*READING TEXT*.

ACID properties are the most important guarantees any database must make to the database user. ACID is an acronym which refers to how a database handles:

  • Atomicity - state changes from committed transactions must never be partially visible; transactions are atomically applied to the database state
  • Consistency - database constraints hold at all times
  • Isolation - new transactions can only see state from previously committed transactions; transactions are isolated from each other, even if there are multiple, fresh transactions in flux
  • Durability - committed transactions must be accessible even after sudden power loss or certain types of corruption

Importance

The importance of these properties cannot be understated. Any single component missing could make a database unsuitable for high-value data.

A.C.I.D. Assessment for Project:M36

Atomicity

Through normal use of functional programming's immutable data structures, it is impossible to compile Project:M36 to reference any transactions which are not already part of the committed transaction graph.

Compliance: 100%

Consistency

While user may create and destroy arbitrary database constraints, there is no feature to relax the constraints, even temporarily. Project:M36 supports all possible, definable database constraints in the form of inclusion dependencies.

Compliance: 100%

Isolation

Each transaction can only reference data from its parent transactions. It is impossible to query data from uncommitted transactions. Software transactional memory is used to ensure that the transaction graph is updated consistently even under concurrent-use conditions.

Compliance: 100%

Durability

Project:M36 uses write-once files and directories coupled with fdatasync()/fsync() and journaled filesystems to avoid the need of double-writing with the write-ahead-log method. When a transaction is committed, its changes are written to a temporary directory, the directory's files are fdatasync()'d, then the temporary directory is atomically rename()'d into the database directory and the directory is fsync()'d.

However, Project:M36 allows the user to disable fsync()'ing, for example, for the purposes of creating temporary, disposable databases or for in-memory-only databases.

In addition, Project:M36 relies on the user to use Project:M36 databases on ordered, journaled metadata filesystems only. A future improvement could be to detect scenarios under which Project:M36 is not offering guaranteed durability. Write-ahead-logs do not suffer from this requirement.

Database directories can be shared across multiple Project:M36 database processes. This operates similarly to SQLite and relies on POSIX advisory locking and Windows file locking to ensure consistency.

*MATERIAL*.
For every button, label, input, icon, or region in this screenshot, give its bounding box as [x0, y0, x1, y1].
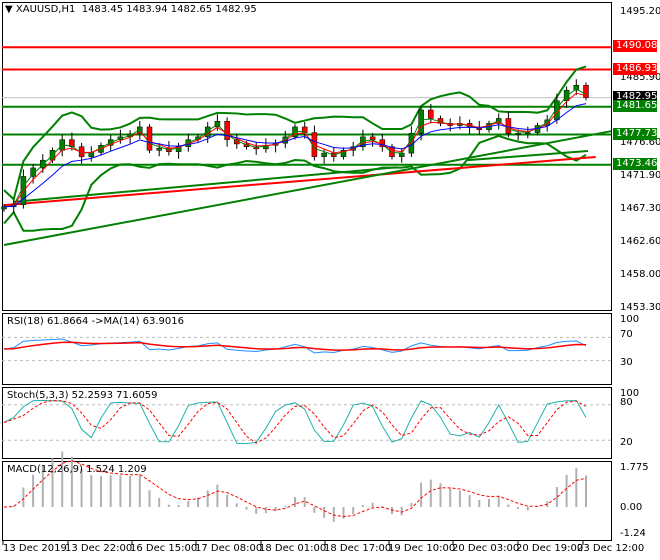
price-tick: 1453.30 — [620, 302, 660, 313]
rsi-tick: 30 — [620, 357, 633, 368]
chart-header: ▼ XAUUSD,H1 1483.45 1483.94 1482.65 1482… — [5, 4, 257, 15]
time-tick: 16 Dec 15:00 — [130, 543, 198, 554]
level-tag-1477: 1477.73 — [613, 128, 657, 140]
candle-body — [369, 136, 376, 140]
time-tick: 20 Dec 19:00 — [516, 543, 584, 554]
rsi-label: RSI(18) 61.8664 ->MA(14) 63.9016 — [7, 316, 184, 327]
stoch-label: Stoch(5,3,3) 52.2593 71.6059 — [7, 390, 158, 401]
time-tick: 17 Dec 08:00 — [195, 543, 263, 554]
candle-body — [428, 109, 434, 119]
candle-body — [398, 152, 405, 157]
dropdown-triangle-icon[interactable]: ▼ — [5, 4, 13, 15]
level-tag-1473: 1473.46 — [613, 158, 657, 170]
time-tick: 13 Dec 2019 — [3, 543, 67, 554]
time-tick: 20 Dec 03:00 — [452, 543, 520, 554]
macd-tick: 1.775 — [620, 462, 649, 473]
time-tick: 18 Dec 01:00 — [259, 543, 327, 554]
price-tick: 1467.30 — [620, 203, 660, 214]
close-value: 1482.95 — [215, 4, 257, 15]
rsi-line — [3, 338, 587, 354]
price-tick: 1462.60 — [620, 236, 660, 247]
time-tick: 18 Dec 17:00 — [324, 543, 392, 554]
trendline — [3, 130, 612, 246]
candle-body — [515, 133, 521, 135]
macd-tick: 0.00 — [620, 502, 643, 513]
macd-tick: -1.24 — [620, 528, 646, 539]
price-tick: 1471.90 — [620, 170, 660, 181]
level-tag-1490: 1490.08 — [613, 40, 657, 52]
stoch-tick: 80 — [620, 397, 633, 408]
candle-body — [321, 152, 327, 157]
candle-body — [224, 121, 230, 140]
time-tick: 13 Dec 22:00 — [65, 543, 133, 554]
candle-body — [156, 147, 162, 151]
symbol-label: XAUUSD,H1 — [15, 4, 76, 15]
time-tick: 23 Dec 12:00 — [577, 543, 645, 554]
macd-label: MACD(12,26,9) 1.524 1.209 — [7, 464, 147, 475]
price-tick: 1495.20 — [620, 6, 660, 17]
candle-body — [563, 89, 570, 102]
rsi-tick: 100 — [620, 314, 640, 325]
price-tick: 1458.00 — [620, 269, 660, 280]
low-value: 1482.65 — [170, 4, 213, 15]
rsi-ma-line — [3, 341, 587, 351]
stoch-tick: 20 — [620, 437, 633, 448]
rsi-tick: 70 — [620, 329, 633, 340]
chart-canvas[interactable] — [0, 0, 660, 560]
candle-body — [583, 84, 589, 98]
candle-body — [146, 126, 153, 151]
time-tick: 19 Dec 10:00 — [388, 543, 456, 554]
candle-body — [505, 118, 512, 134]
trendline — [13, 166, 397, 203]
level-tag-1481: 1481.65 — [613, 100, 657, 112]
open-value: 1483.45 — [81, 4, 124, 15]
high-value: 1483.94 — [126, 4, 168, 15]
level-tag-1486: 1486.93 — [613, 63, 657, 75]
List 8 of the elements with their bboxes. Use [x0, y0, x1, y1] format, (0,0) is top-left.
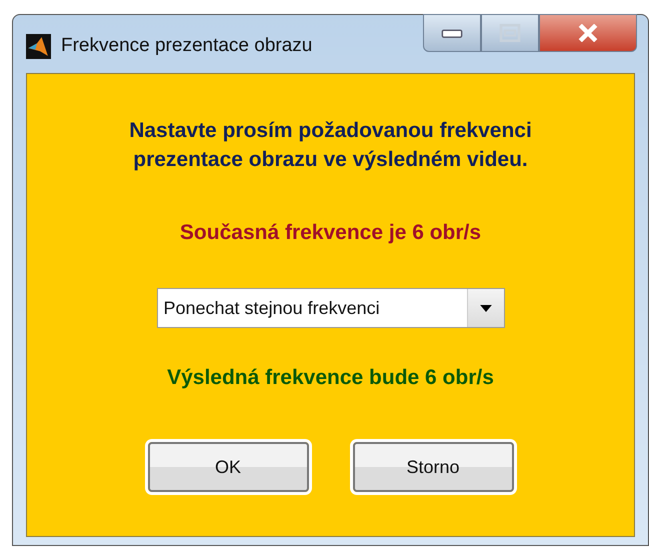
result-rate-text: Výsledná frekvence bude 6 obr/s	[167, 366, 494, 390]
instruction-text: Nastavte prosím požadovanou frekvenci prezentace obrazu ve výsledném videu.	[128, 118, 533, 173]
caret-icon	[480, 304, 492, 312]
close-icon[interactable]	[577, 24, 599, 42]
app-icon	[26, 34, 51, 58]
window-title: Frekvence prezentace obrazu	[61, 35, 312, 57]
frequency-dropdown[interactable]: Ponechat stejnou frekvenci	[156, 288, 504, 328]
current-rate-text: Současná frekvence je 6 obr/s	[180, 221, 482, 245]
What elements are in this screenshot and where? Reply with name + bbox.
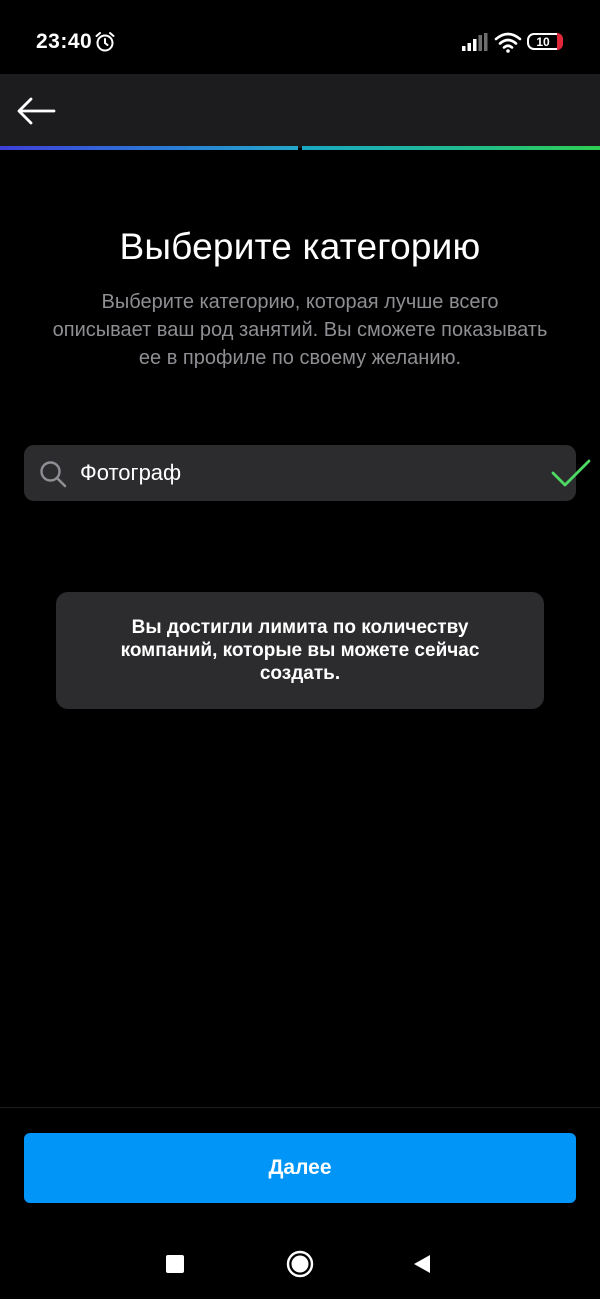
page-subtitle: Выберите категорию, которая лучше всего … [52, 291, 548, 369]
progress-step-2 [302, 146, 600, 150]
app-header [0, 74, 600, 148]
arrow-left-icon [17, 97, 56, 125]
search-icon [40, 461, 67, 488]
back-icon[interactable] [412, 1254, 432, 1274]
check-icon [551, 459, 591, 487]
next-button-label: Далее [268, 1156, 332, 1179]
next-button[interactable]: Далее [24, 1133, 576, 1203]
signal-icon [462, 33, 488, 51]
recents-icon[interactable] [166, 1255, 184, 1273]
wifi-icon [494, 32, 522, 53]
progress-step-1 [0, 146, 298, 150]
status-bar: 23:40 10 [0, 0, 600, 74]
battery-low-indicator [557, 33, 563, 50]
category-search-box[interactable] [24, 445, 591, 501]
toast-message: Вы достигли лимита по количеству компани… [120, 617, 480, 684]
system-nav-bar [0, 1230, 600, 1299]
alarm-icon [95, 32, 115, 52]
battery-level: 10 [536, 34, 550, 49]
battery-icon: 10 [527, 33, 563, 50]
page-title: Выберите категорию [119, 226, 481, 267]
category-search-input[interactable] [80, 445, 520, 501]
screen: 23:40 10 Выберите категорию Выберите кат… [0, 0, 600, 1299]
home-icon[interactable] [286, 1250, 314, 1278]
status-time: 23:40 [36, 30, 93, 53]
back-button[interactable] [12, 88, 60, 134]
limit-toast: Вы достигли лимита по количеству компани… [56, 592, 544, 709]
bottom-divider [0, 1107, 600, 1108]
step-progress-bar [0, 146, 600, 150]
---
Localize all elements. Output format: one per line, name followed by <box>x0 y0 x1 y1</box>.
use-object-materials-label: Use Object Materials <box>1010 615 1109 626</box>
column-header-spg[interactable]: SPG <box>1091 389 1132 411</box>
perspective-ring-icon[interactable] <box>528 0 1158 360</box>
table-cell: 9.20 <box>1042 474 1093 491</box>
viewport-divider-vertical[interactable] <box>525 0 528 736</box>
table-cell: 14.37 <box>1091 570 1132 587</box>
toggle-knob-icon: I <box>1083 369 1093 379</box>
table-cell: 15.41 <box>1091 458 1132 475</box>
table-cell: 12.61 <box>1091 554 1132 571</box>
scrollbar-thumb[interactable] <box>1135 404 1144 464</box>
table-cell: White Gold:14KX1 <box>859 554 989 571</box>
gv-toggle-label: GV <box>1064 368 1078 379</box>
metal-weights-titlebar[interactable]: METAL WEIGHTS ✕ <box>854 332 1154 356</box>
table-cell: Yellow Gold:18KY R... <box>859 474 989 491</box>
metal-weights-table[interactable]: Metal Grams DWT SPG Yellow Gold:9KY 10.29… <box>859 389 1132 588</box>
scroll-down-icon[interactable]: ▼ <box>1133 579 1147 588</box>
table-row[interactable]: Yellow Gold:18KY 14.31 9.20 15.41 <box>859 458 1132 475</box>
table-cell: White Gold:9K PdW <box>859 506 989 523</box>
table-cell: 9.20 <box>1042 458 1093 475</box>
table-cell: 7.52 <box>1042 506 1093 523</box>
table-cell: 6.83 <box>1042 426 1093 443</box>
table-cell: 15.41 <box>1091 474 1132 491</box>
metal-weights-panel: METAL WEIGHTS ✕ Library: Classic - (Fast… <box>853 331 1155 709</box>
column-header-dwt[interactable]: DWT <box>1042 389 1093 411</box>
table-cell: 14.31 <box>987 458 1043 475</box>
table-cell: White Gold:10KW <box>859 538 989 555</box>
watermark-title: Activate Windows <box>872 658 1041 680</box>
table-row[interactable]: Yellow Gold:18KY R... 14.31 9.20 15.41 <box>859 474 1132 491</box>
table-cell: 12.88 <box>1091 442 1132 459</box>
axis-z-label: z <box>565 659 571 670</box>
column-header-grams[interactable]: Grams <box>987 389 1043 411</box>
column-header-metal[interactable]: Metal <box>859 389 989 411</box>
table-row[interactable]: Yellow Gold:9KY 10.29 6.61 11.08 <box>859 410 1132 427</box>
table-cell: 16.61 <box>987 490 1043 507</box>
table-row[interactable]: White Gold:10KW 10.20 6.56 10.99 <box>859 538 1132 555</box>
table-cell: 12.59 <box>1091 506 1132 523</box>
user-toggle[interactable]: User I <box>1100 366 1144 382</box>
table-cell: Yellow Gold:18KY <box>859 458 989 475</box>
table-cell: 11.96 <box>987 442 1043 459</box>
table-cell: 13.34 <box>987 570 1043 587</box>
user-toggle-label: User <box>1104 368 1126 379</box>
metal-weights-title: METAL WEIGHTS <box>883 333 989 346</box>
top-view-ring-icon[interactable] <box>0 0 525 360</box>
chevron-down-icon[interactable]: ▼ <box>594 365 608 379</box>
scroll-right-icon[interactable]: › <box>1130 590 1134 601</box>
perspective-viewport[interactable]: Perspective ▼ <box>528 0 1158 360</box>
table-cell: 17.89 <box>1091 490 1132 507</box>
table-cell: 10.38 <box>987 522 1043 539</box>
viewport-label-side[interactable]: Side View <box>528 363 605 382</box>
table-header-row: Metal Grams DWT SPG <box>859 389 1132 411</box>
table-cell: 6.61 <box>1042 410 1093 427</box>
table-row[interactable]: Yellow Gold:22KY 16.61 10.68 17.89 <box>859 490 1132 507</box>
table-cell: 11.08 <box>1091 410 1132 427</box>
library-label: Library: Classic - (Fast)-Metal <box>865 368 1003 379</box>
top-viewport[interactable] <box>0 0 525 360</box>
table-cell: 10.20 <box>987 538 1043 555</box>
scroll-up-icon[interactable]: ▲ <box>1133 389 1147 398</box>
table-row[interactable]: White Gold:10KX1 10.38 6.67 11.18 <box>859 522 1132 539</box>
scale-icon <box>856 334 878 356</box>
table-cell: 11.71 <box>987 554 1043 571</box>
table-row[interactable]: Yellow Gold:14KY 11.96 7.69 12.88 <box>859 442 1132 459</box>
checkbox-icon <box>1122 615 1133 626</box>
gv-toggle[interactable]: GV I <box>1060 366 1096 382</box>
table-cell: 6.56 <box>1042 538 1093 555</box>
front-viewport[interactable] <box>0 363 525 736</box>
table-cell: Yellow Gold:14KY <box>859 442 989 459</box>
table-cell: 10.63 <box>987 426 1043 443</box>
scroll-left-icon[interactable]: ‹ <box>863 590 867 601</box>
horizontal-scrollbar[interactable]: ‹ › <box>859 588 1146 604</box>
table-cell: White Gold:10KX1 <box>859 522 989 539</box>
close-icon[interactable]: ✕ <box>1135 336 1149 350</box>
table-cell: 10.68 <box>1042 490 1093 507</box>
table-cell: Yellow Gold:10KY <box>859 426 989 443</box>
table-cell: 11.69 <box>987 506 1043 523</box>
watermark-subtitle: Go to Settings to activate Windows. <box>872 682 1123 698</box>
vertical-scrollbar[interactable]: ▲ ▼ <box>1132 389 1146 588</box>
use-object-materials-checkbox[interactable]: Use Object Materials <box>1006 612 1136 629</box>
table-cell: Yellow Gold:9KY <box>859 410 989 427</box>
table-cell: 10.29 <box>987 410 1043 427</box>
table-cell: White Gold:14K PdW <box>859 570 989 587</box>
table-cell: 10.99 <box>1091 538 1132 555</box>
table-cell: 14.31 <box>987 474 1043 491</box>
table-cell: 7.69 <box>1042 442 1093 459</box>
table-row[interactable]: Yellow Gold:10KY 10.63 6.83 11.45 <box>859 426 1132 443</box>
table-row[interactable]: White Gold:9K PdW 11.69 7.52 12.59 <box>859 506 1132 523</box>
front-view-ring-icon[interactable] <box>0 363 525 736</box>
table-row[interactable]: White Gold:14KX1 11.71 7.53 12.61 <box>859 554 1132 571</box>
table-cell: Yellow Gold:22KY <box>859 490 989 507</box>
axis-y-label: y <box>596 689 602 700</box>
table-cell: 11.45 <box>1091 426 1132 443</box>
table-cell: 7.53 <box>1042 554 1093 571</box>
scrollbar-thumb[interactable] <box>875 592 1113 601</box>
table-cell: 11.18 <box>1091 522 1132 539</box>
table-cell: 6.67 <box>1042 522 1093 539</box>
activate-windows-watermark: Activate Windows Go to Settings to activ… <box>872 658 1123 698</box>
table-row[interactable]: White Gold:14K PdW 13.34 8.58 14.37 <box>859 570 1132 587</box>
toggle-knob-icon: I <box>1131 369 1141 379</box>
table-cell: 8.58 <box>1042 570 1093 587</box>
* * *
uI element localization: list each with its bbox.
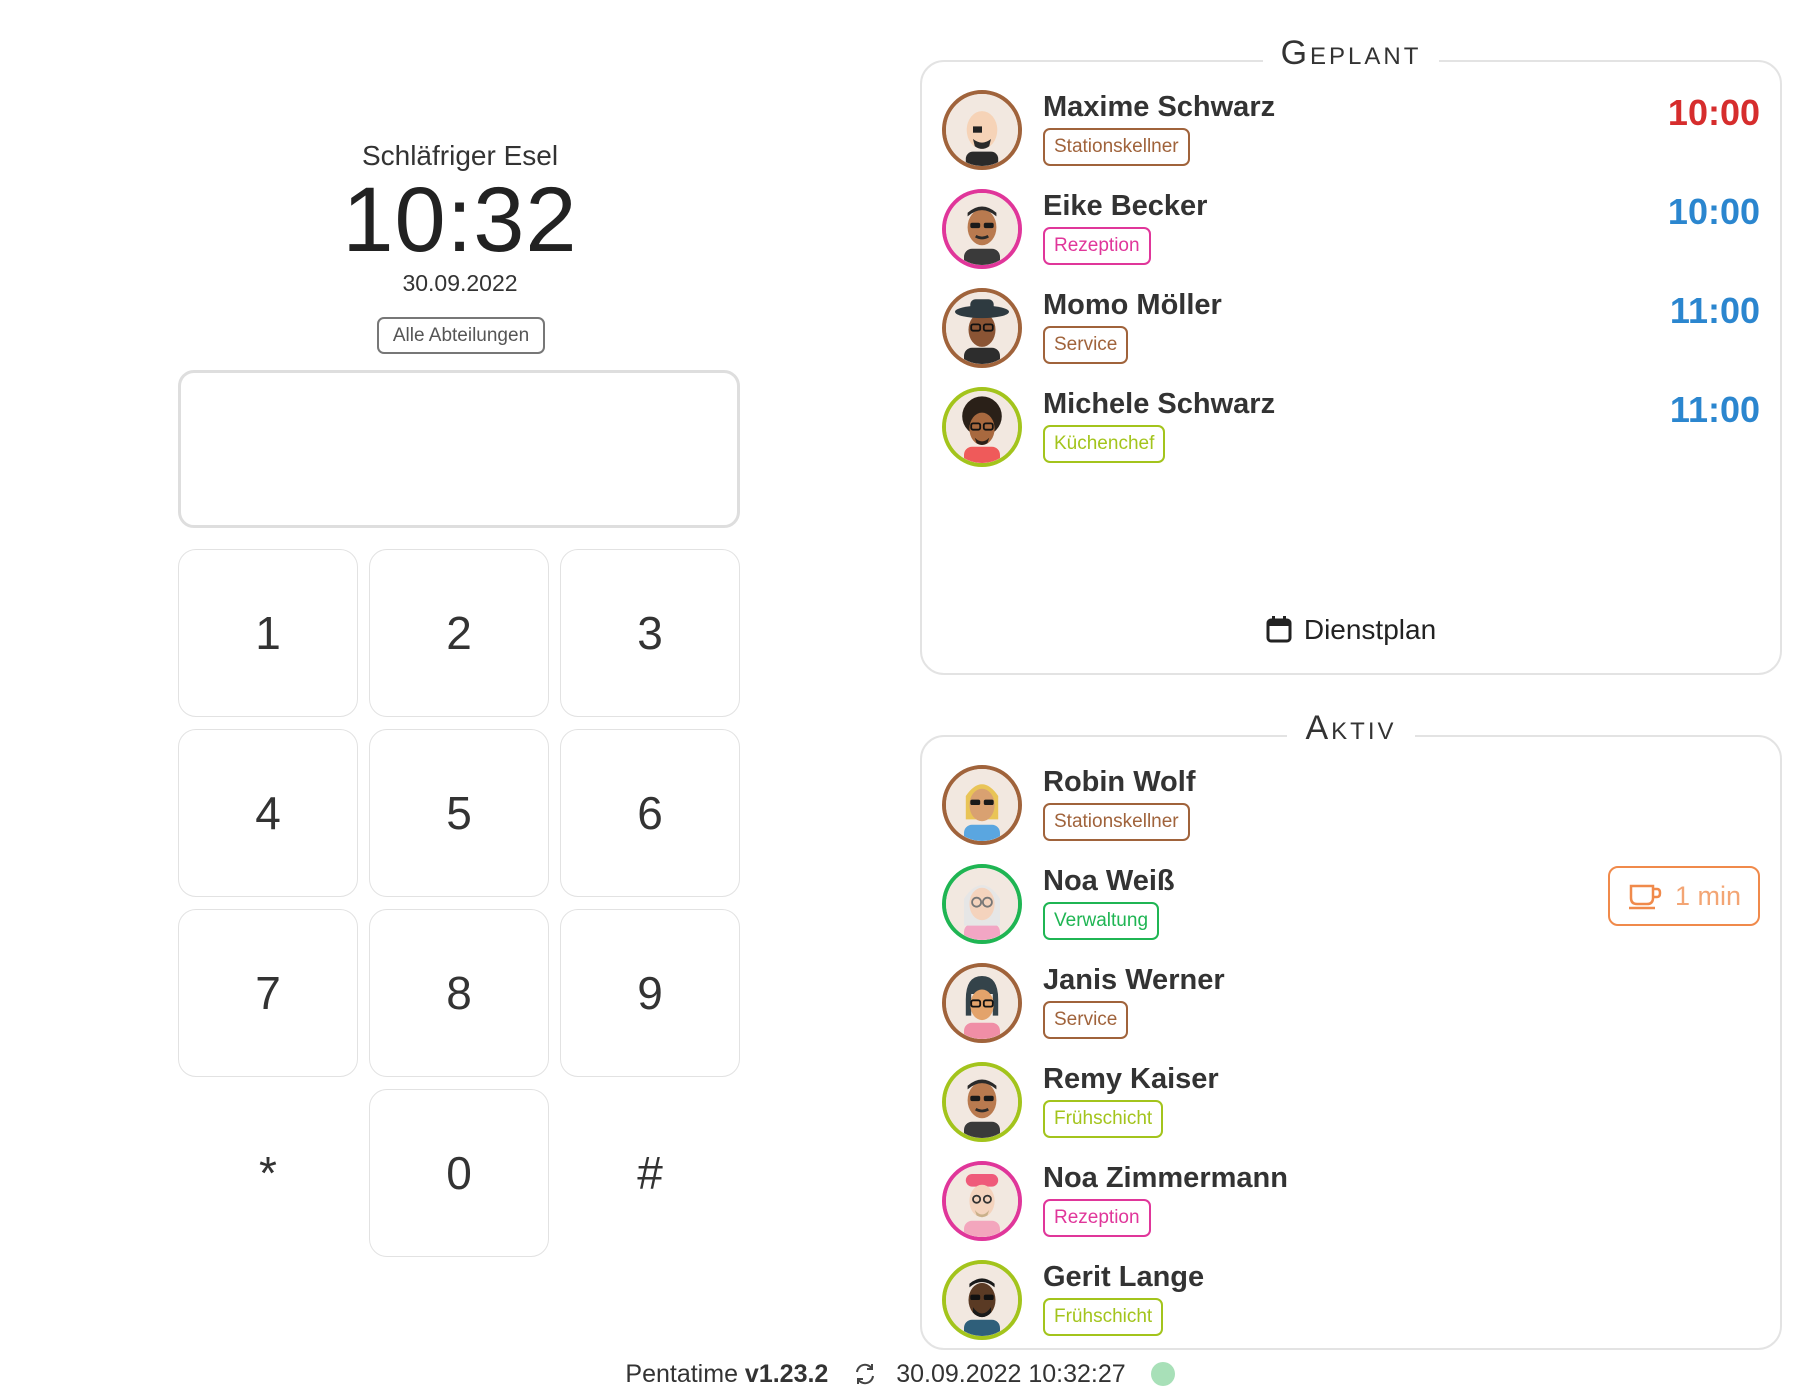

*SHORT PROBLEM A*.
In the text on ACID properties, rewrite everything from "A.C.I.D. Assessment for" down to "of inclusion dependencies.", replacing "constraints" with "rules".
*SHORT PROBLEM B*.
Answer these questions using the text on ACID properties:
(i) What does Project:M36 use to ensure the transaction graph is updated consistently under concurrent use?
(ii) In what form does Project:M36 support database constraints?
(iii) What locking does sharing database directories across multiple Project:M36 processes rely on?

*WRITTEN SOLUTION A*.
A.C.I.D. Assessment for Project:M36

Atomicity

Through normal use of functional programming's immutable data structures, it is impossible to compile Project:M36 to reference any transactions which are not already part of the committed transaction graph.

Compliance: 100%

Consistency

While user may create and destroy arbitrary database rules, there is no feature to relax the rules, even temporarily. Project:M36 supports all possible, definable database rules in the form of inclusion dependencies.

*WRITTEN SOLUTION B*.
(i) Software transactional memory.
(ii) In the form of inclusion dependencies.
(iii) POSIX advisory locking and Windows file locking.